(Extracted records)
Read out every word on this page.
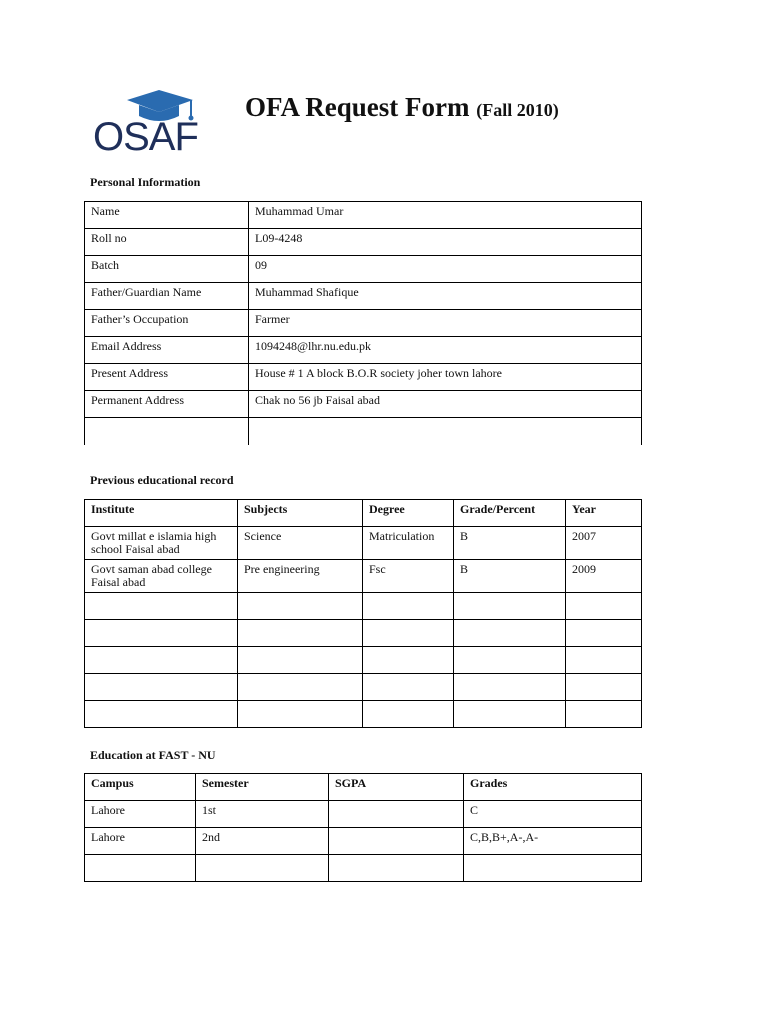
OSAF
OFA Request Form (Fall 2010)
Personal Information
Name	Muhammad Umar
Roll no	L09-4248
Batch	09
Father/Guardian Name	Muhammad Shafique
Father’s Occupation	Farmer
Email Address	1094248@lhr.nu.edu.pk
Present Address	House # 1 A block B.O.R society joher town lahore
Permanent Address	Chak no 56 jb Faisal abad

Previous educational record
Institute	Subjects	Degree	Grade/Percent	Year
Govt millat e islamia high school Faisal abad	Science	Matriculation	B	2007
Govt saman abad college Faisal abad	Pre engineering	Fsc	B	2009

Education at FAST - NU
Campus	Semester	SGPA	Grades
Lahore	1st		C
Lahore	2nd		C,B,B+,A-,A-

= Written request =
Nothing but a number is needed here: how many lines hold the string "Father"?

= Reply =
2